Recast the records below as a numbered list, covering only the lines from the one containing "is width=539, height=540." through the one containing "394, 516, 502]". Leave out blank lines and the pictures.

[Element and region data]
## begin

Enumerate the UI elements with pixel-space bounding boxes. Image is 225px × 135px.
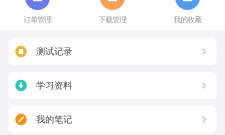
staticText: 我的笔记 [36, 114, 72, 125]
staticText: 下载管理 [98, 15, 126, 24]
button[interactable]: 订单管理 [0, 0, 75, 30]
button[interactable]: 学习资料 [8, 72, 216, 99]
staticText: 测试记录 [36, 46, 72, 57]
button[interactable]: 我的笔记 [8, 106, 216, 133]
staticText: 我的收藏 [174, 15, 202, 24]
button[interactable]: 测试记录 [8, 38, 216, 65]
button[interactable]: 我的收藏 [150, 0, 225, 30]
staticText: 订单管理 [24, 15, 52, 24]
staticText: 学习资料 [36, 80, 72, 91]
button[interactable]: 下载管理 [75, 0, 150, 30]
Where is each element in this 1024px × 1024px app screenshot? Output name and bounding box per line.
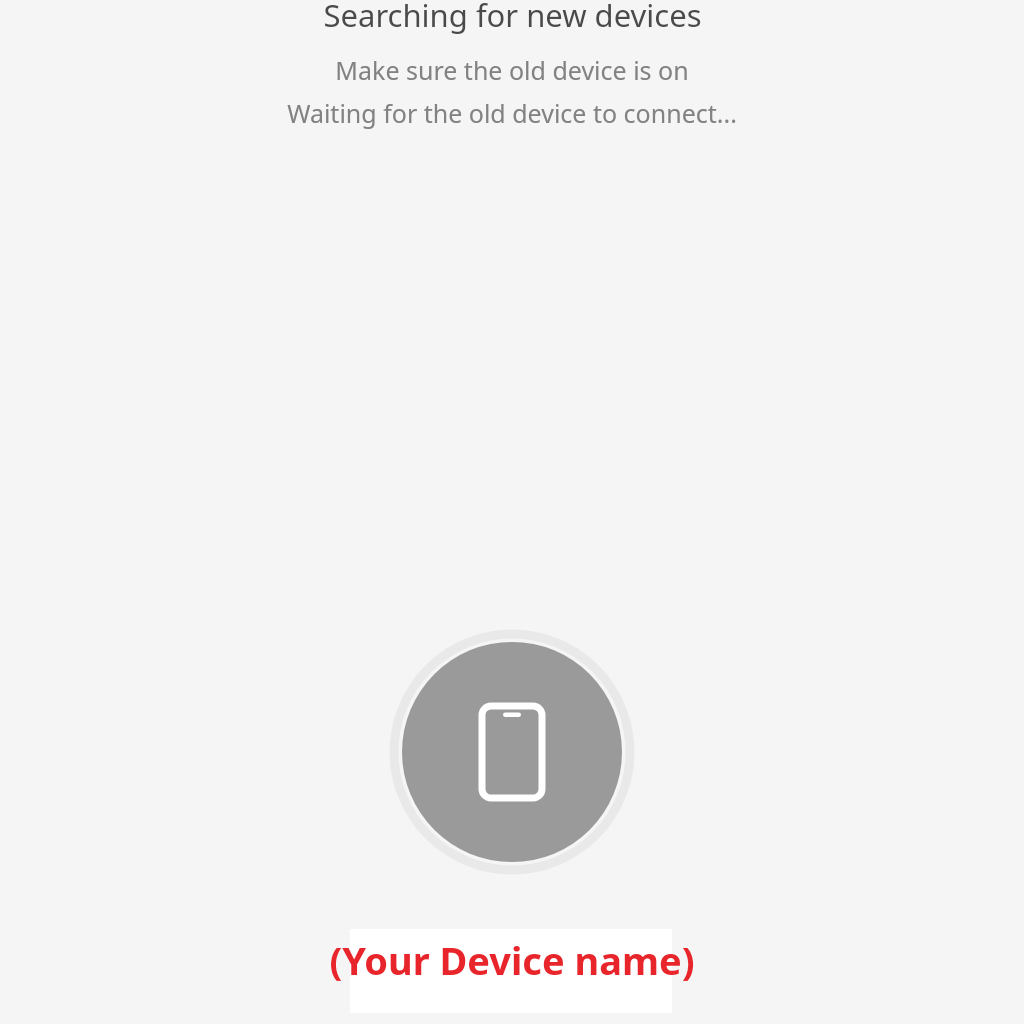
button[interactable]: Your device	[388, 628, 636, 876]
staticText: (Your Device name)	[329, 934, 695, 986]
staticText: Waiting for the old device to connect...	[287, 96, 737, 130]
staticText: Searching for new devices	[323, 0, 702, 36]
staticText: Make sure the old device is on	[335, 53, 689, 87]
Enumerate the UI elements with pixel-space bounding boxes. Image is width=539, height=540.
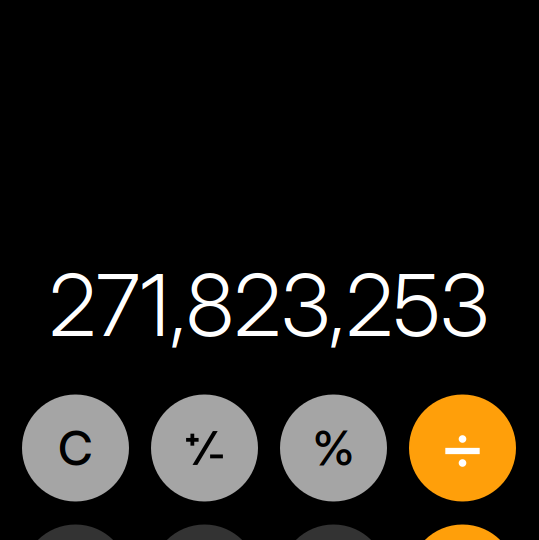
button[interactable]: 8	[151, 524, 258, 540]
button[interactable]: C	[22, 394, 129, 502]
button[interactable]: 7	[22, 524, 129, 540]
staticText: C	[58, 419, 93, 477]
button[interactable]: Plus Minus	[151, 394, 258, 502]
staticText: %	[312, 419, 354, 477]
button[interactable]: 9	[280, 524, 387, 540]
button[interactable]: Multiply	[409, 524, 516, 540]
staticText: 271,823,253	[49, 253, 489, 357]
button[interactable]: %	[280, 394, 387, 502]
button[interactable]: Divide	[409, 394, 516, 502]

## end
## begin

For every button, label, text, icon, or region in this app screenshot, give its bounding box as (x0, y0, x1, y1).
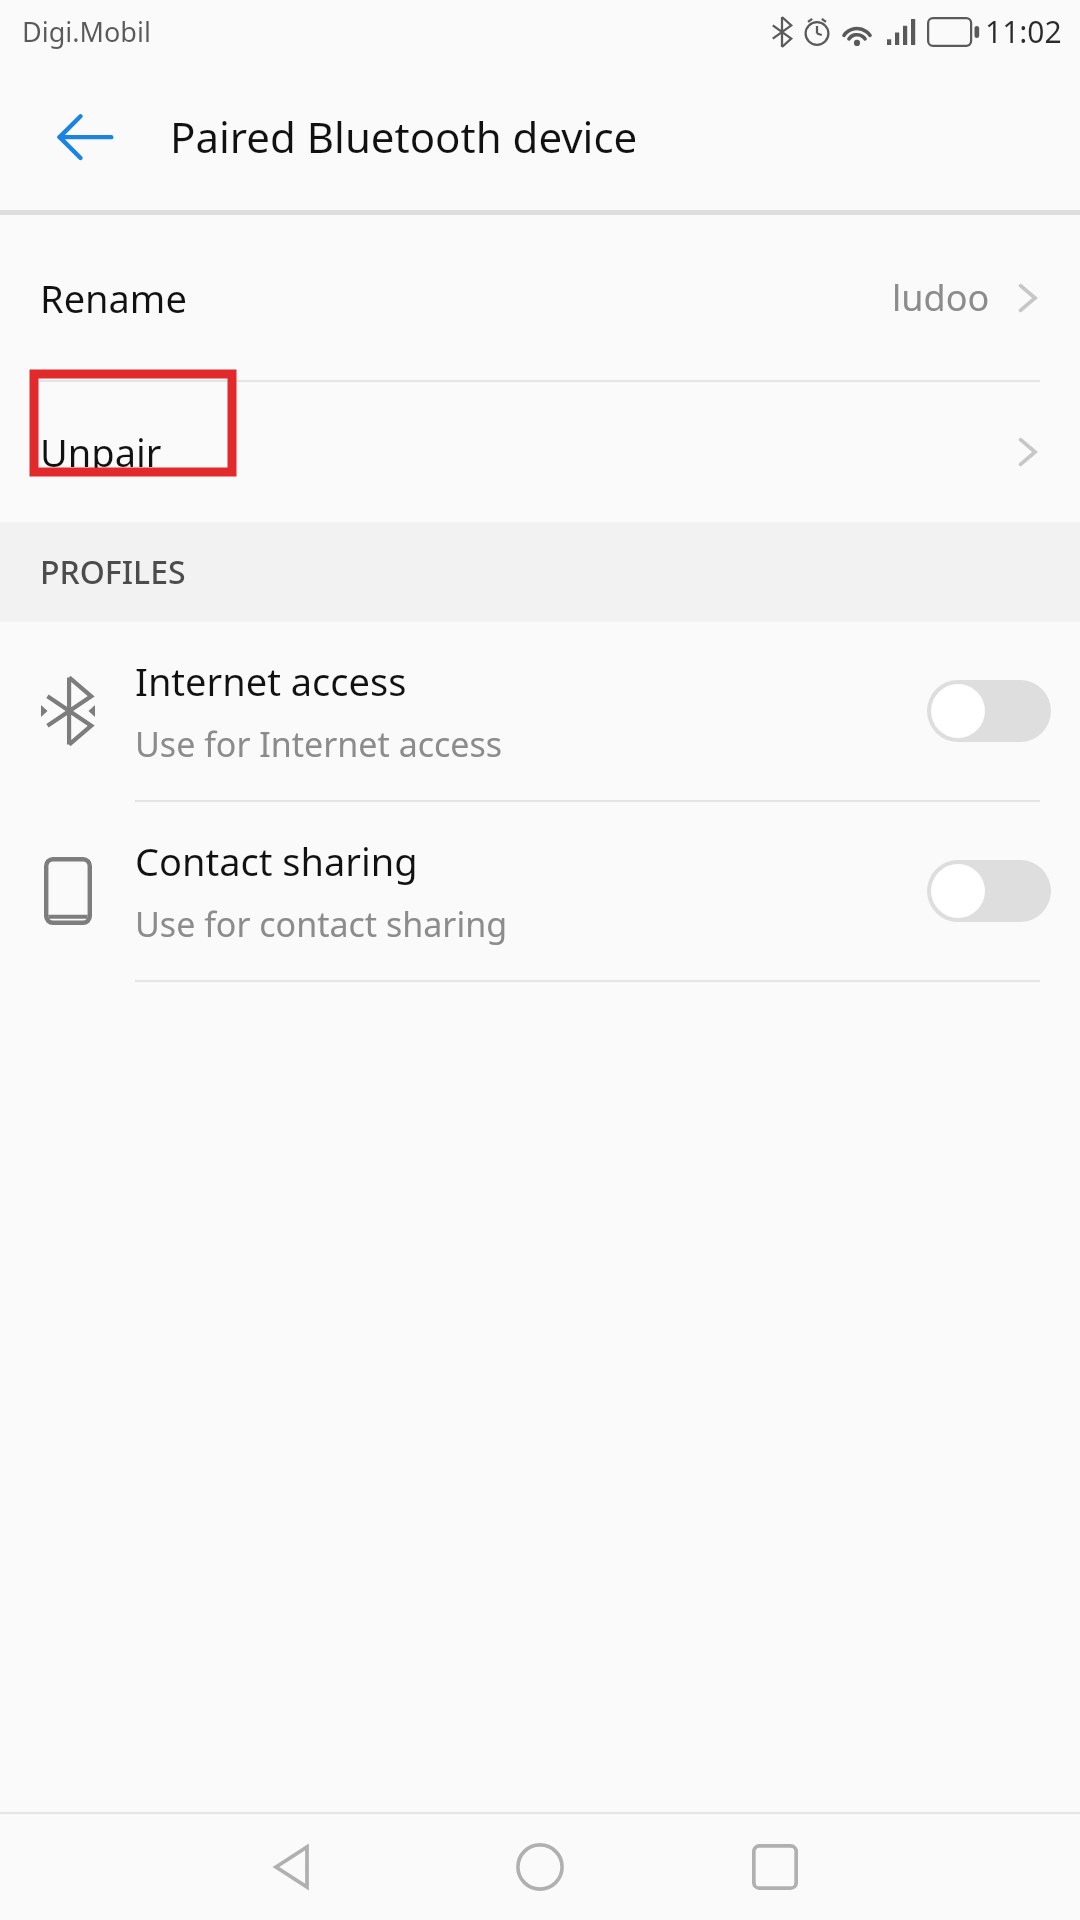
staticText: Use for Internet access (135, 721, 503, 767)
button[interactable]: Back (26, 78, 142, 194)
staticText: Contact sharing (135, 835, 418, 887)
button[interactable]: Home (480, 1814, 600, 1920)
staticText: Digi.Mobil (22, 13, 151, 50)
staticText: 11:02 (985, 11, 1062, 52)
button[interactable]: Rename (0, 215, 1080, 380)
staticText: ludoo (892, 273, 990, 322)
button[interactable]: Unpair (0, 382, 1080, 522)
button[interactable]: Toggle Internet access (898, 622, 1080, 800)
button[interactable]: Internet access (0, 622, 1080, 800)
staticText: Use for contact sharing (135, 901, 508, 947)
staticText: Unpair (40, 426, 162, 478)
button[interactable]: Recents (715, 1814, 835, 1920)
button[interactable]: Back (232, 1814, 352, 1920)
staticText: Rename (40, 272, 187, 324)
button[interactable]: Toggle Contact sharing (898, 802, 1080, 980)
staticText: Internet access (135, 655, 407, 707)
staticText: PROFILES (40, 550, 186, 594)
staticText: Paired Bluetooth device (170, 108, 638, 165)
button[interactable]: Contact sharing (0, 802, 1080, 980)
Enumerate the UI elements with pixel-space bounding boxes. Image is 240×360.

## end

[Written response]
1. Enumerate the UI elements with pixel-space bounding boxes. Image is width=539, height=540.
2. button[interactable]: 8	[151, 524, 258, 540]
3. button[interactable]: C	[22, 394, 129, 502]
4. button[interactable]: 7	[22, 524, 129, 540]
5. staticText: C	[58, 419, 93, 477]
6. button[interactable]: Plus Minus	[151, 394, 258, 502]
7. staticText: %	[312, 419, 354, 477]
8. button[interactable]: 9	[280, 524, 387, 540]
9. button[interactable]: Multiply	[409, 524, 516, 540]
10. staticText: 271,823,253	[49, 253, 489, 357]
11. button[interactable]: %	[280, 394, 387, 502]
12. button[interactable]: Divide	[409, 394, 516, 502]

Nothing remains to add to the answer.